**REQUIREMENTS**: Please retype the data in full and exactly; the pictures are not part of the copy.

**PROVIDED INFORMATION**:
━━━━━━

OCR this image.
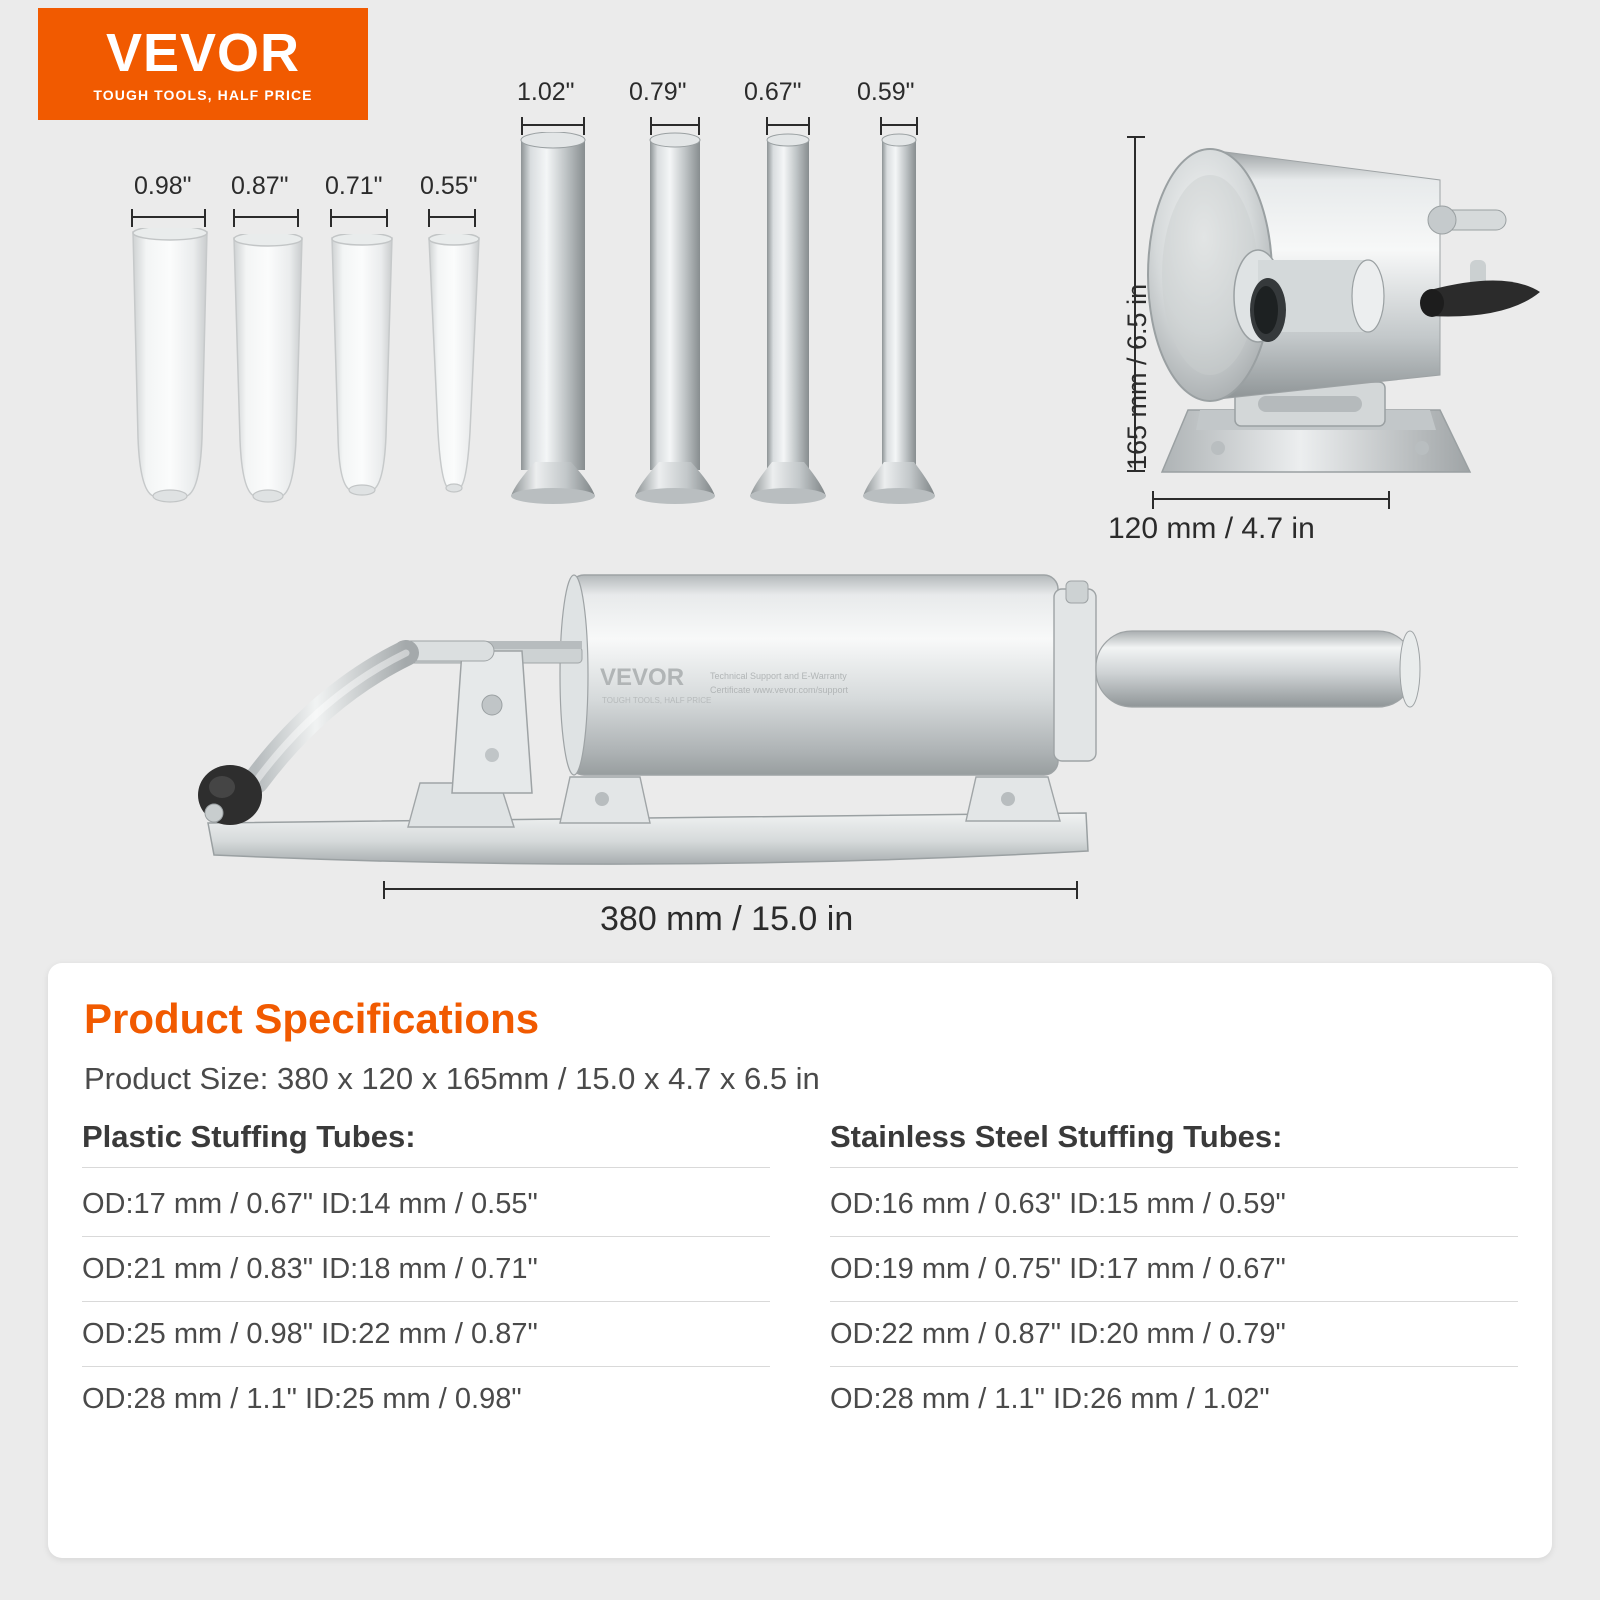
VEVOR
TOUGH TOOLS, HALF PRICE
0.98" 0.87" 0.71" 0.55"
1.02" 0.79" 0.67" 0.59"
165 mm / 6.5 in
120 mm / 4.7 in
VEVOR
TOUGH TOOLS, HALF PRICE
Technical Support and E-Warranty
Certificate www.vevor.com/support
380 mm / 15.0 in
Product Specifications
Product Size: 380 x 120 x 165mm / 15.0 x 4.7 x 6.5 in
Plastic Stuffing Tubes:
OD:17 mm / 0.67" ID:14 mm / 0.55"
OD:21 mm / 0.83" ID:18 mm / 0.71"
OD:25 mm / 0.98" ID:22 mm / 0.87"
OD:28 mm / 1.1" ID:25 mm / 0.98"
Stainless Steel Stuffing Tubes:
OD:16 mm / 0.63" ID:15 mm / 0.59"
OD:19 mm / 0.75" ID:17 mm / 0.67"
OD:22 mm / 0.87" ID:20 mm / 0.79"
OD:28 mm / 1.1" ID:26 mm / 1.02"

━━━━━━

**EXERCISE RESPONSE**:
OCR this image.
VEVOR
TOUGH TOOLS, HALF PRICE
0.98" 0.87" 0.71" 0.55"
1.02" 0.79" 0.67" 0.59"
165 mm / 6.5 in
120 mm / 4.7 in
VEVOR
TOUGH TOOLS, HALF PRICE
Technical Support and E-Warranty
Certificate www.vevor.com/support
380 mm / 15.0 in
Product Specifications
Product Size: 380 x 120 x 165mm / 15.0 x 4.7 x 6.5 in
Plastic Stuffing Tubes:
OD:17 mm / 0.67" ID:14 mm / 0.55"
OD:21 mm / 0.83" ID:18 mm / 0.71"
OD:25 mm / 0.98" ID:22 mm / 0.87"
OD:28 mm / 1.1" ID:25 mm / 0.98"
Stainless Steel Stuffing Tubes:
OD:16 mm / 0.63" ID:15 mm / 0.59"
OD:19 mm / 0.75" ID:17 mm / 0.67"
OD:22 mm / 0.87" ID:20 mm / 0.79"
OD:28 mm / 1.1" ID:26 mm / 1.02"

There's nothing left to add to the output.